Gather up every line from the entries below that uses the word "search".

| INPUT ROWS |
--- BEGIN ---

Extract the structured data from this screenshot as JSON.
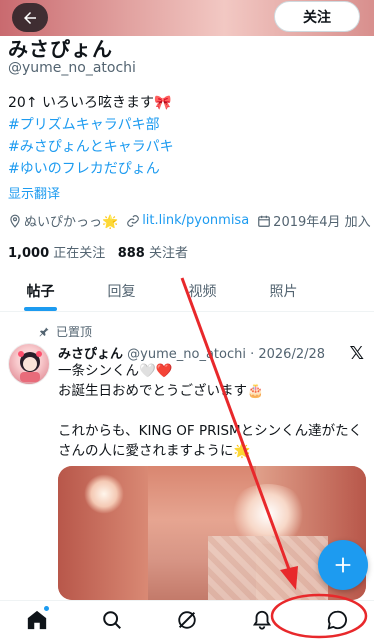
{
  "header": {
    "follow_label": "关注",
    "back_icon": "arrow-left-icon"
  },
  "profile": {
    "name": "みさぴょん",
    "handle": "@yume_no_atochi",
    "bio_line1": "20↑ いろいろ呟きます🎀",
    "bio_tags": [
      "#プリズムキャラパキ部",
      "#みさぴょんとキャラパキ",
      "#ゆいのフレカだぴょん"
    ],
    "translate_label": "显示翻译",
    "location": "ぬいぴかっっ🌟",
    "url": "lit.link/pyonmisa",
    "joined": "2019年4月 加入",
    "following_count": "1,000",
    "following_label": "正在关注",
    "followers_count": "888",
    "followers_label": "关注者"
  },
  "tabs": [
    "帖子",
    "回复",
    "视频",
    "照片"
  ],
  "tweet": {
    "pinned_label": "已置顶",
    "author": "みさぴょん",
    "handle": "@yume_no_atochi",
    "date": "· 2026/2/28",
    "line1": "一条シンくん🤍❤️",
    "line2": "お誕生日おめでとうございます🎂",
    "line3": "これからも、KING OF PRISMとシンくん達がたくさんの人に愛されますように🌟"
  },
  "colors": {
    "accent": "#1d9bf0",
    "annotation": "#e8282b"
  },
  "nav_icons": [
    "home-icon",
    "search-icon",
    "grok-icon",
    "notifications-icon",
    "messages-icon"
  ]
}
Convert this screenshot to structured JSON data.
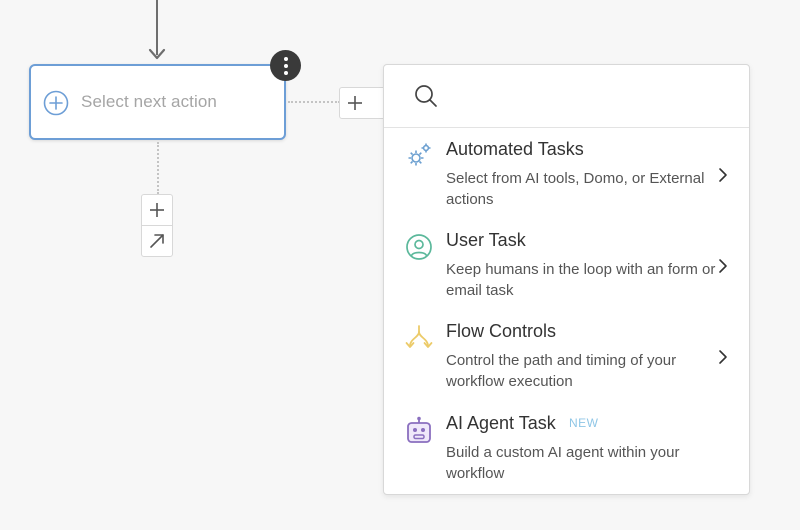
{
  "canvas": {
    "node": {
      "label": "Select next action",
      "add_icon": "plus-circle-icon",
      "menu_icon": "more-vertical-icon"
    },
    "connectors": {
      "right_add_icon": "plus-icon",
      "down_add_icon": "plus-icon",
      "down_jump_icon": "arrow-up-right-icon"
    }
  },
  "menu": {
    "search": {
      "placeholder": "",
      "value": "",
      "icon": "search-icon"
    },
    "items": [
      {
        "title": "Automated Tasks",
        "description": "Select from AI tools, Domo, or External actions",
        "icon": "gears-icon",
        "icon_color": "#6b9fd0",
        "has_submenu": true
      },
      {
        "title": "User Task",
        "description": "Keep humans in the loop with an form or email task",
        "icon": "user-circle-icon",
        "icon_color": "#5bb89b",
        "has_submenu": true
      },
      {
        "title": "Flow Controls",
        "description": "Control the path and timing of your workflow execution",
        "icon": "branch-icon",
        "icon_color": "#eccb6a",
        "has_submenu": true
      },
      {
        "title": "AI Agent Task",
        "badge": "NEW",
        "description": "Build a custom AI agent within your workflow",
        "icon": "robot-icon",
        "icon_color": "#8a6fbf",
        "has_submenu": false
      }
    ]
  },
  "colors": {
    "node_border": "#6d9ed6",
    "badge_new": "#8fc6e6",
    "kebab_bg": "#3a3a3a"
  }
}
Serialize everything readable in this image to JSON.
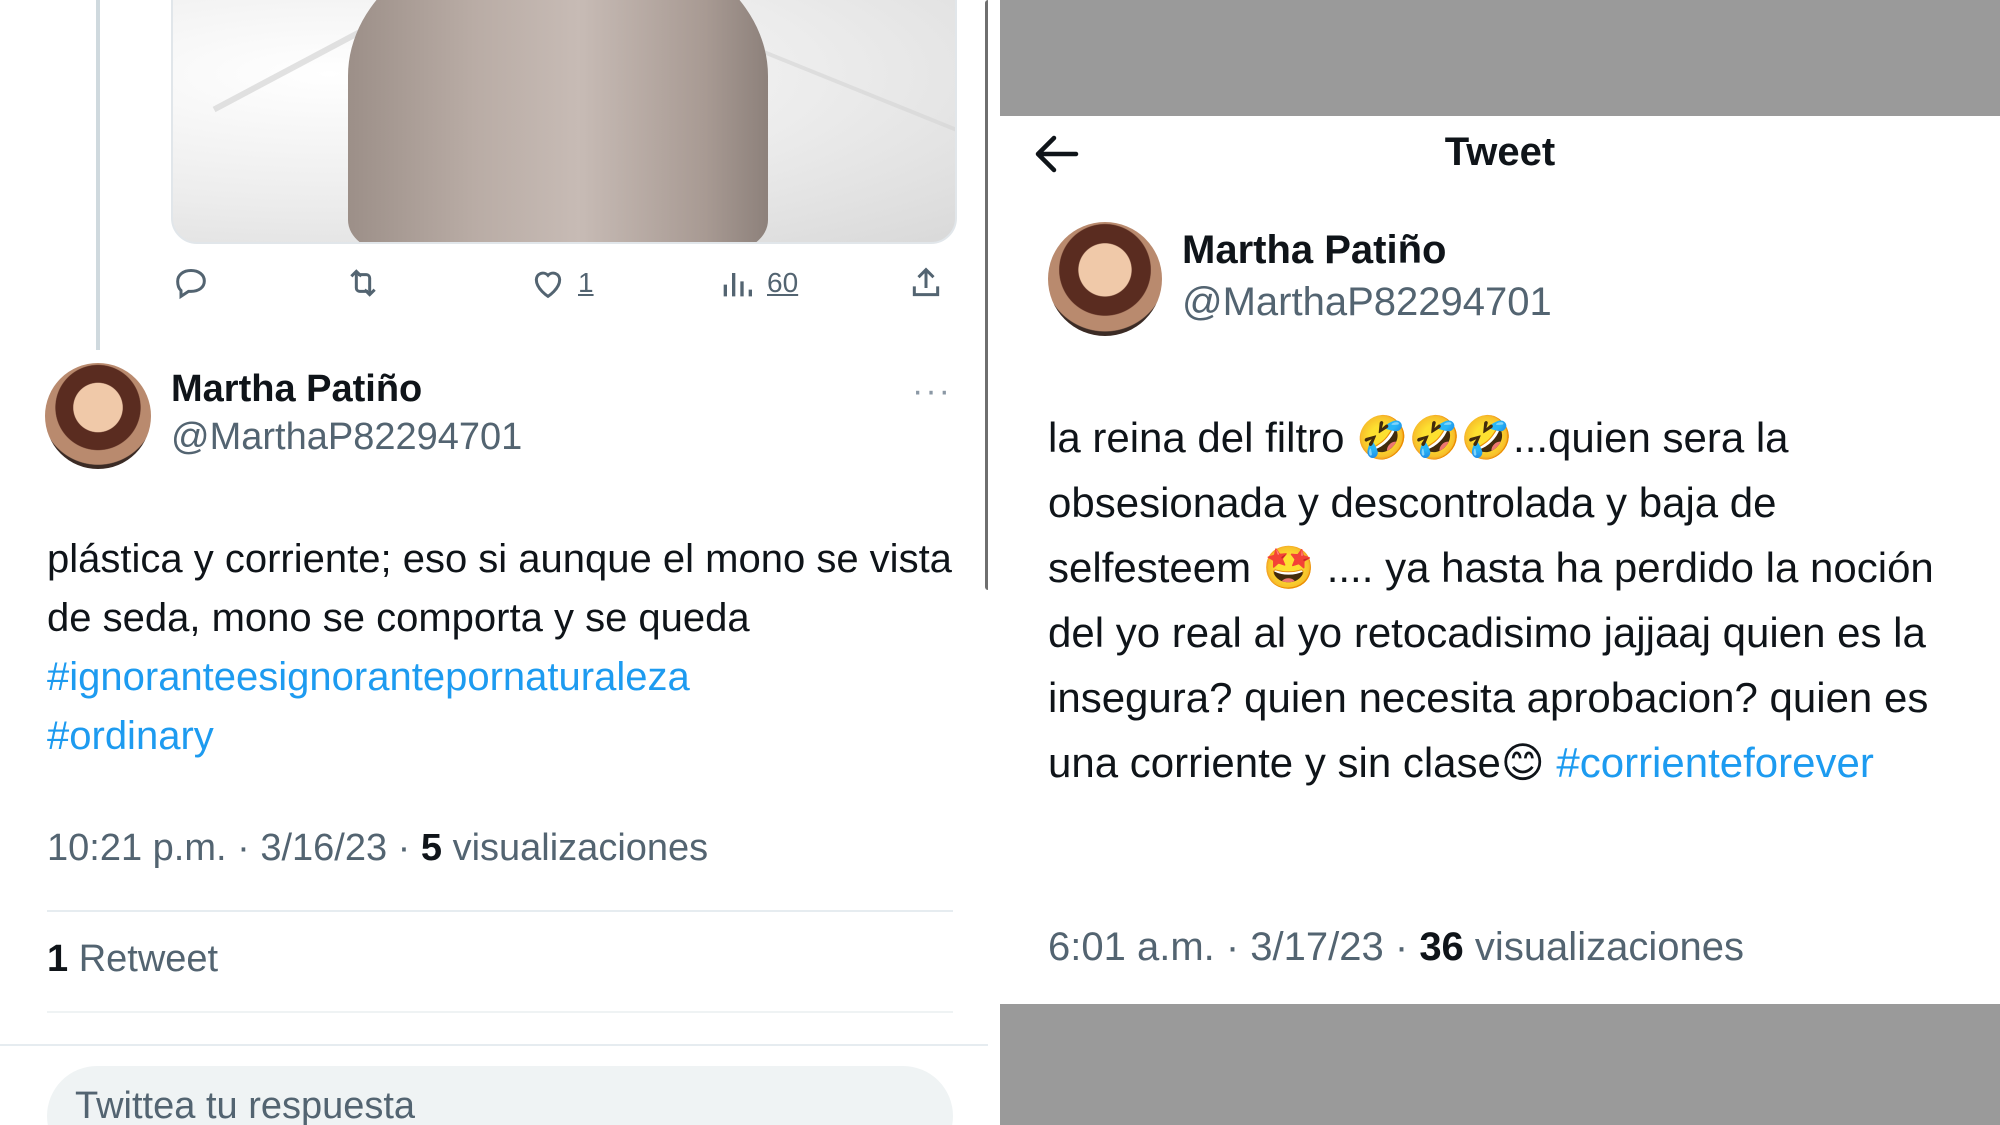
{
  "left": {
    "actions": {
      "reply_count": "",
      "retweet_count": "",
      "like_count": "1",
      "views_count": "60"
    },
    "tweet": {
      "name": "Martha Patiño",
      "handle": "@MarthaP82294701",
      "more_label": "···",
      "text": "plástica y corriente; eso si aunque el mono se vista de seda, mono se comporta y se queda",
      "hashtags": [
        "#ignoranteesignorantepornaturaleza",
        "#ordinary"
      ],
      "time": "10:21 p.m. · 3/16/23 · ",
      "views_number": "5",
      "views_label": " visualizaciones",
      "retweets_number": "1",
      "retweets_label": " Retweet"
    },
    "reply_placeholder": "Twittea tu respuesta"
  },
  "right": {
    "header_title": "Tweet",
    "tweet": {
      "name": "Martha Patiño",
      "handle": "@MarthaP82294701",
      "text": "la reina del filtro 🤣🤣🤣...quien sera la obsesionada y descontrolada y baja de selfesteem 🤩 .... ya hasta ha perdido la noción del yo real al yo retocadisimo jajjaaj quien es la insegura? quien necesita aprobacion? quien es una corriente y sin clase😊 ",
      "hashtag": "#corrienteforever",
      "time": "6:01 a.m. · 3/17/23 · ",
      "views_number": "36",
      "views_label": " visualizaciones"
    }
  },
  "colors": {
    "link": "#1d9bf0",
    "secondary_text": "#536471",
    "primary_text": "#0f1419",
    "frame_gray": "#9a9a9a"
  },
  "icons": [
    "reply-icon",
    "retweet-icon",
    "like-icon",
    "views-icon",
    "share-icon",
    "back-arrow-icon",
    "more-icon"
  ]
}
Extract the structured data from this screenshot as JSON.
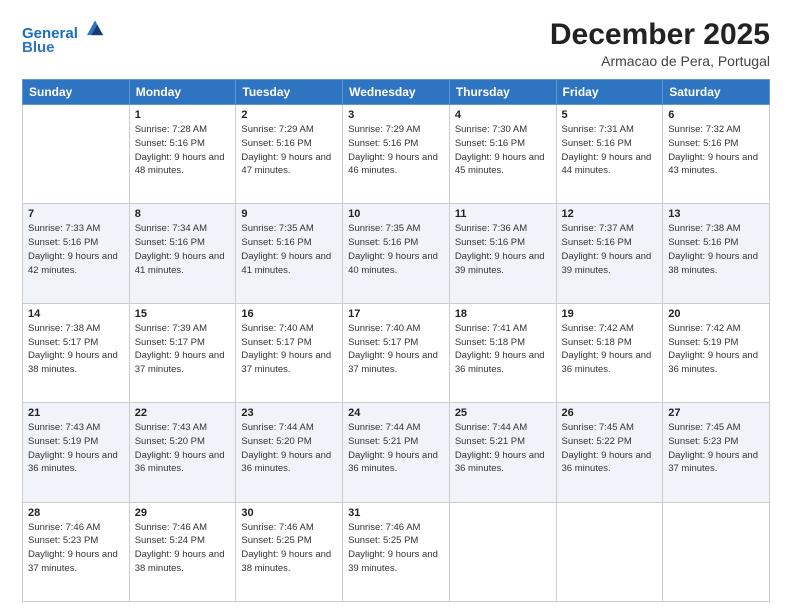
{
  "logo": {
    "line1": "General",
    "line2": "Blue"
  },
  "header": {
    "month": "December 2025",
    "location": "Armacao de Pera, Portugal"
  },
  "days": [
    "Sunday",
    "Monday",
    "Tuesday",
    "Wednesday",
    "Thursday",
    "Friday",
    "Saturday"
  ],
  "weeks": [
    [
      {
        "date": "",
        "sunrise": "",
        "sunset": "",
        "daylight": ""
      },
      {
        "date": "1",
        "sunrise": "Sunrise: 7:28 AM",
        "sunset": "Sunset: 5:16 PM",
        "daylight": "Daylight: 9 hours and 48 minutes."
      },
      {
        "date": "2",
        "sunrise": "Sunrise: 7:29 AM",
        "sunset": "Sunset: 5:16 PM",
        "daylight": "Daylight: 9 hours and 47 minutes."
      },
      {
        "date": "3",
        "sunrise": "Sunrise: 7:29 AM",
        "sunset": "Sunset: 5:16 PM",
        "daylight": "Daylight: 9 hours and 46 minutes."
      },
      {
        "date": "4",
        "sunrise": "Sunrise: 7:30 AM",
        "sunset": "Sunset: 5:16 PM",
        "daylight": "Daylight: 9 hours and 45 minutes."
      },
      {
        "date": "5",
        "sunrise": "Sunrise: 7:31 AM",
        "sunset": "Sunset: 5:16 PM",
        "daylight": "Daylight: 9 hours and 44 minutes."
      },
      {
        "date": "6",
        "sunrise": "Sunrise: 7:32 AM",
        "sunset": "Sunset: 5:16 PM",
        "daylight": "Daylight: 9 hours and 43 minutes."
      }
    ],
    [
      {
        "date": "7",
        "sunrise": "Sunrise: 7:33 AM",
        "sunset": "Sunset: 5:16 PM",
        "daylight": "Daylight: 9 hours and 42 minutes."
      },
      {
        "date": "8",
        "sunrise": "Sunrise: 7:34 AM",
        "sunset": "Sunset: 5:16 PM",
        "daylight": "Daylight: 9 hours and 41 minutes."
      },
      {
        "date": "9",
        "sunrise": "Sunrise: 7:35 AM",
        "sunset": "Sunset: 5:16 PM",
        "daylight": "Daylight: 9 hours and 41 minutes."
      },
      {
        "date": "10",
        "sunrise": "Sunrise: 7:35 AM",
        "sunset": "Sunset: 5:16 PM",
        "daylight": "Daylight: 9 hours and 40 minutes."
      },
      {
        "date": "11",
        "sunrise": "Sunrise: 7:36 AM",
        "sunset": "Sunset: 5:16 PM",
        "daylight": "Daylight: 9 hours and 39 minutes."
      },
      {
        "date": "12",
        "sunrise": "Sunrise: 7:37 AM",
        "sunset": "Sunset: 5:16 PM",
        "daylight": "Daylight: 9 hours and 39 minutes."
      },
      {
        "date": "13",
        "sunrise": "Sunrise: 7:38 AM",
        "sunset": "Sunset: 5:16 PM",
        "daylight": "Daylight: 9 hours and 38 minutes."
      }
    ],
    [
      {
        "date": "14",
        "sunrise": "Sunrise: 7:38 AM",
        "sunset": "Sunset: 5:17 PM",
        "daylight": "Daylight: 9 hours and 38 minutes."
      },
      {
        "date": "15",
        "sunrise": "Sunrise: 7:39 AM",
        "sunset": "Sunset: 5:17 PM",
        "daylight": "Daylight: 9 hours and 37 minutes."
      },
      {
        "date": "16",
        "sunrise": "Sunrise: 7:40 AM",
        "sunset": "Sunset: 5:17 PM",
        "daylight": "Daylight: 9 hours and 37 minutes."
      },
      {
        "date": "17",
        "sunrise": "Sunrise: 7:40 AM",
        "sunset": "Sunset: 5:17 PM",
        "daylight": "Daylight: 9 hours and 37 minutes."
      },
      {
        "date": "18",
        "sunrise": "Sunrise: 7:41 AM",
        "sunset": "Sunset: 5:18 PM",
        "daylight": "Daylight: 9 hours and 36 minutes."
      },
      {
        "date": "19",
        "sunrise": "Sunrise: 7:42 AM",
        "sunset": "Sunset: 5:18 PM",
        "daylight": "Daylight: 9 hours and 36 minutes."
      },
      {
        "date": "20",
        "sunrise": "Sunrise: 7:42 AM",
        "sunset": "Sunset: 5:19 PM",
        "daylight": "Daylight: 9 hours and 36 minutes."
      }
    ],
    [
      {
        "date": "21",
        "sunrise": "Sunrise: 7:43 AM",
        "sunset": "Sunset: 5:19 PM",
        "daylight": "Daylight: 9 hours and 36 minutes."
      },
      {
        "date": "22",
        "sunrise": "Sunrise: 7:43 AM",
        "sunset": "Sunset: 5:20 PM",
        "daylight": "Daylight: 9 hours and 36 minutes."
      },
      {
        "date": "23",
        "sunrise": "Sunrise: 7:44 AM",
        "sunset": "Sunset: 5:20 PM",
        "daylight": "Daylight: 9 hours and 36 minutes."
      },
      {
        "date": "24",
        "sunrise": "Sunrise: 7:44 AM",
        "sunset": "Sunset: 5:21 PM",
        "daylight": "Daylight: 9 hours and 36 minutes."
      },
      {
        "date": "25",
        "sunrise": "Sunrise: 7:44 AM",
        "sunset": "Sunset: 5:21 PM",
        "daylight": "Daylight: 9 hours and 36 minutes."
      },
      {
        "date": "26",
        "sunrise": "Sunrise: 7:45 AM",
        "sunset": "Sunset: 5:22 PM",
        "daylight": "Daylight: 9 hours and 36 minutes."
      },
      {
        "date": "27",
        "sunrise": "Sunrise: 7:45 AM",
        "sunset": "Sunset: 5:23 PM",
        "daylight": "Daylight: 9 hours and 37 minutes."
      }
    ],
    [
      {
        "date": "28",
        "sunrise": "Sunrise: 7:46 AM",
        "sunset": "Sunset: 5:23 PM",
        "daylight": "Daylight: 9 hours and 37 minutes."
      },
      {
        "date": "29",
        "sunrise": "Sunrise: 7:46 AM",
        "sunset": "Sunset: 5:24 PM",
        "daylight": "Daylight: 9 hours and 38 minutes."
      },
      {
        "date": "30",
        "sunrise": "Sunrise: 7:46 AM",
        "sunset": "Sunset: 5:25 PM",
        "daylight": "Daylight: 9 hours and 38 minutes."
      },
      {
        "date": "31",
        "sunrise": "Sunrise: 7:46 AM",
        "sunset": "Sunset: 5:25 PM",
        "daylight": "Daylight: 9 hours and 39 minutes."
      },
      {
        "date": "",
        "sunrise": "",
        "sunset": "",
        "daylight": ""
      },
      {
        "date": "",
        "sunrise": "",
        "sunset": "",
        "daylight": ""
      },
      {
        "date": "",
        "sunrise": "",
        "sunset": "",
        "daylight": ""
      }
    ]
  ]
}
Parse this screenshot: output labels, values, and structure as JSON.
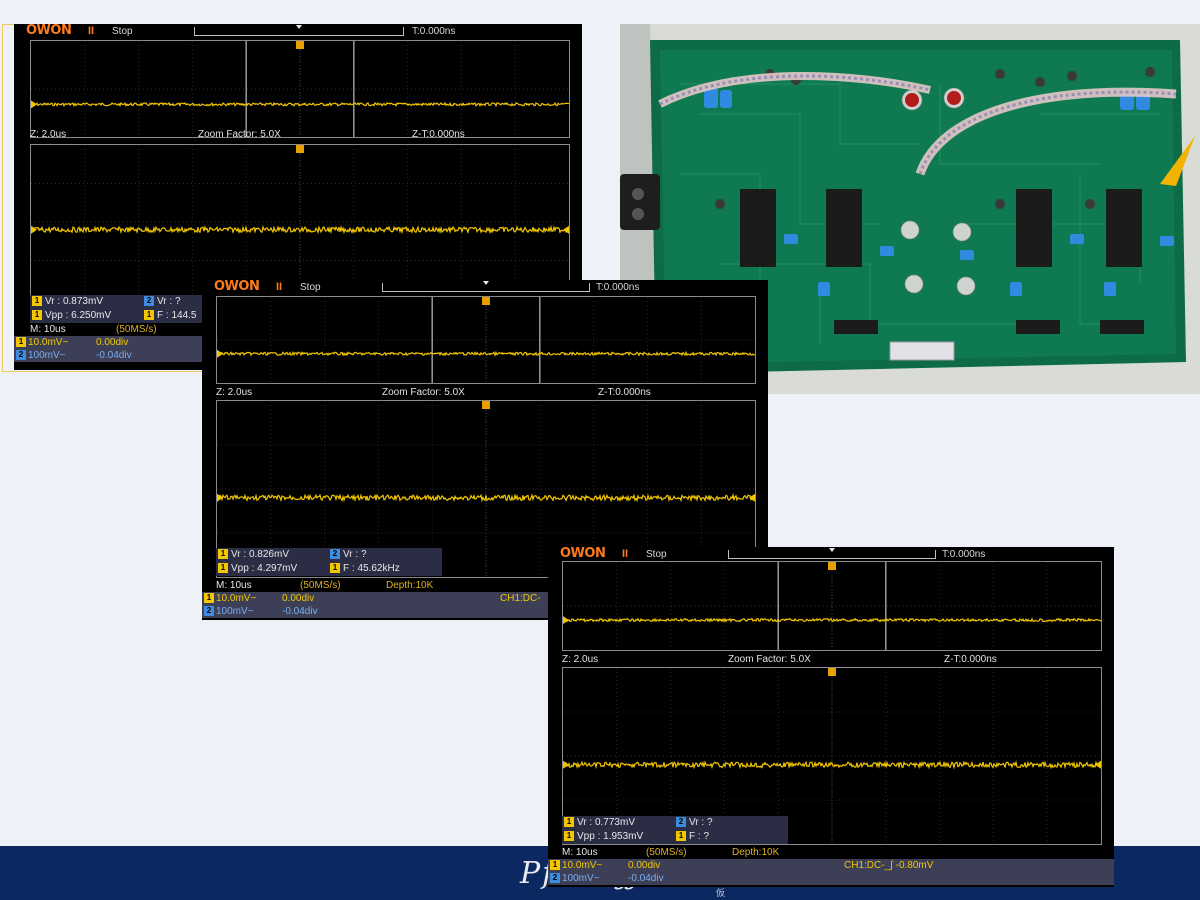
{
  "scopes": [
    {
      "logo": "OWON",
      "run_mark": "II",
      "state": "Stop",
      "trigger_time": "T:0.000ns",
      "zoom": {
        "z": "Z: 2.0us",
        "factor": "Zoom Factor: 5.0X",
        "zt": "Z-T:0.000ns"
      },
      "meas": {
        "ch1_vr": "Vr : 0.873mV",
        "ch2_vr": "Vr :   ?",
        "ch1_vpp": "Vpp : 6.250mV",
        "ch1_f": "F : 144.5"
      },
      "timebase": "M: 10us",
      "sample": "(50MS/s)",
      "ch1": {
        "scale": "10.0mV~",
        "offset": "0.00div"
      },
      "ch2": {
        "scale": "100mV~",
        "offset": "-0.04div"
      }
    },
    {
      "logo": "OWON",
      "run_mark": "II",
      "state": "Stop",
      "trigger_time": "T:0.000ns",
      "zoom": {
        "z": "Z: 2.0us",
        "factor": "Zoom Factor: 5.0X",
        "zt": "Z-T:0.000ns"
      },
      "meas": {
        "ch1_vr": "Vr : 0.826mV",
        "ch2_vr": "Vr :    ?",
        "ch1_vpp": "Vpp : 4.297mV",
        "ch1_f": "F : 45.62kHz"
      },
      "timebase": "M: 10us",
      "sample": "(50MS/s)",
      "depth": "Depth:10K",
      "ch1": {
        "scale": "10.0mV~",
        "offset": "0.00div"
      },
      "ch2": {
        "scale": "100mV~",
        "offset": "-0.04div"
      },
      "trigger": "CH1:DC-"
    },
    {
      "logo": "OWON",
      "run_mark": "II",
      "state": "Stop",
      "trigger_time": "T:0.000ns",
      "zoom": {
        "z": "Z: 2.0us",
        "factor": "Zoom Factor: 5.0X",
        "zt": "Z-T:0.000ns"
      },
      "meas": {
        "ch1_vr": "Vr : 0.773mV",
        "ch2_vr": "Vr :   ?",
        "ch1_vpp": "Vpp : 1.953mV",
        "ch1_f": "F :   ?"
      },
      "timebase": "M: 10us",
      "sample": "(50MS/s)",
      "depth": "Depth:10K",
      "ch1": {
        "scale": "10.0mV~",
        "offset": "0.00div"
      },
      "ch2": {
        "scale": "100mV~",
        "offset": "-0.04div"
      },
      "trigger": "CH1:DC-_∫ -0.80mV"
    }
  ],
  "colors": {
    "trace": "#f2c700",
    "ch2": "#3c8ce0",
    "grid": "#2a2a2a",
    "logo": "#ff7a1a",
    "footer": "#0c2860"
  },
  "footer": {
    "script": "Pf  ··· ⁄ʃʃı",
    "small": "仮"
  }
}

--- END ---

| RESPONSE TO THE TASK |
    "search-icon",
    "search": {
      "icon": "search-icon"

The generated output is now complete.